■ What is required: The listing below is to be output in its exact form.

━━━━━━

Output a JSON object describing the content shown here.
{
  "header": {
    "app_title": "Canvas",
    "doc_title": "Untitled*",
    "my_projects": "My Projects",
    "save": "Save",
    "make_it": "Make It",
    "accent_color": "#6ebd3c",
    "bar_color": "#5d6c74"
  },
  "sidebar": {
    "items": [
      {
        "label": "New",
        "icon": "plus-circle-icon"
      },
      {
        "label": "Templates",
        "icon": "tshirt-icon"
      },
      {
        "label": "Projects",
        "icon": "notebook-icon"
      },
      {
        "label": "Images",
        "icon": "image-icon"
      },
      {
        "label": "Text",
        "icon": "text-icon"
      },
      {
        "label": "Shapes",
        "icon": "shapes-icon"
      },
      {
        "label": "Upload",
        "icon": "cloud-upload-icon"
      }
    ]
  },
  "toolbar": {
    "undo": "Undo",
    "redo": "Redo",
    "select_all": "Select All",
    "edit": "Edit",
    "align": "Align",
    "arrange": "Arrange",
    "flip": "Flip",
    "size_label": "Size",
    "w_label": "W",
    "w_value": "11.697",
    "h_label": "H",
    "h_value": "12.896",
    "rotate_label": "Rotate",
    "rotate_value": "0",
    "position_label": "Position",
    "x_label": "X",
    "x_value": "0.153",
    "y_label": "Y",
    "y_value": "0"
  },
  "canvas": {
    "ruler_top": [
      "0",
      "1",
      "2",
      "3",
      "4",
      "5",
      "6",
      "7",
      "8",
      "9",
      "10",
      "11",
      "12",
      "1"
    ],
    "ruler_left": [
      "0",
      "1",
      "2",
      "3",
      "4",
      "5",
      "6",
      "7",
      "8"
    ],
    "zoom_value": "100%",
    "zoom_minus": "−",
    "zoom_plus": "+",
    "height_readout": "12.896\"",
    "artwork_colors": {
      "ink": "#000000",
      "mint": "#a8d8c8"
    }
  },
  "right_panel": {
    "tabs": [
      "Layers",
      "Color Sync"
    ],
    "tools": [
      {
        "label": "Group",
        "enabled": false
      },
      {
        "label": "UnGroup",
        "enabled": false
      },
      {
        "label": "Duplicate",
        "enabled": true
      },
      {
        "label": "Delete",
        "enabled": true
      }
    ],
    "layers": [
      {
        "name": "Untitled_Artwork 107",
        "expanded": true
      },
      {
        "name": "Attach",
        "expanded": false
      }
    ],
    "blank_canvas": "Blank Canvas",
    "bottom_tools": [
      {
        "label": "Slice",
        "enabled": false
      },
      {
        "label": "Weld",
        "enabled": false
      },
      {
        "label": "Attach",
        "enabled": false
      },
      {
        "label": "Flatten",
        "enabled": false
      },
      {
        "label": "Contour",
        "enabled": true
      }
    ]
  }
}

━━━━━━

■ Exercise result:
Output a JSON object describing the content shown here.
{
  "header": {
    "app_title": "Canvas",
    "doc_title": "Untitled*",
    "my_projects": "My Projects",
    "save": "Save",
    "make_it": "Make It",
    "accent_color": "#6ebd3c",
    "bar_color": "#5d6c74"
  },
  "sidebar": {
    "items": [
      {
        "label": "New",
        "icon": "plus-circle-icon"
      },
      {
        "label": "Templates",
        "icon": "tshirt-icon"
      },
      {
        "label": "Projects",
        "icon": "notebook-icon"
      },
      {
        "label": "Images",
        "icon": "image-icon"
      },
      {
        "label": "Text",
        "icon": "text-icon"
      },
      {
        "label": "Shapes",
        "icon": "shapes-icon"
      },
      {
        "label": "Upload",
        "icon": "cloud-upload-icon"
      }
    ]
  },
  "toolbar": {
    "undo": "Undo",
    "redo": "Redo",
    "select_all": "Select All",
    "edit": "Edit",
    "align": "Align",
    "arrange": "Arrange",
    "flip": "Flip",
    "size_label": "Size",
    "w_label": "W",
    "w_value": "11.697",
    "h_label": "H",
    "h_value": "12.896",
    "rotate_label": "Rotate",
    "rotate_value": "0",
    "position_label": "Position",
    "x_label": "X",
    "x_value": "0.153",
    "y_label": "Y",
    "y_value": "0"
  },
  "canvas": {
    "ruler_top": [
      "0",
      "1",
      "2",
      "3",
      "4",
      "5",
      "6",
      "7",
      "8",
      "9",
      "10",
      "11",
      "12",
      "1"
    ],
    "ruler_left": [
      "0",
      "1",
      "2",
      "3",
      "4",
      "5",
      "6",
      "7",
      "8"
    ],
    "zoom_value": "100%",
    "zoom_minus": "−",
    "zoom_plus": "+",
    "height_readout": "12.896\"",
    "artwork_colors": {
      "ink": "#000000",
      "mint": "#a8d8c8"
    }
  },
  "right_panel": {
    "tabs": [
      "Layers",
      "Color Sync"
    ],
    "tools": [
      {
        "label": "Group",
        "enabled": false
      },
      {
        "label": "UnGroup",
        "enabled": false
      },
      {
        "label": "Duplicate",
        "enabled": true
      },
      {
        "label": "Delete",
        "enabled": true
      }
    ],
    "layers": [
      {
        "name": "Untitled_Artwork 107",
        "expanded": true
      },
      {
        "name": "Attach",
        "expanded": false
      }
    ],
    "blank_canvas": "Blank Canvas",
    "bottom_tools": [
      {
        "label": "Slice",
        "enabled": false
      },
      {
        "label": "Weld",
        "enabled": false
      },
      {
        "label": "Attach",
        "enabled": false
      },
      {
        "label": "Flatten",
        "enabled": false
      },
      {
        "label": "Contour",
        "enabled": true
      }
    ]
  }
}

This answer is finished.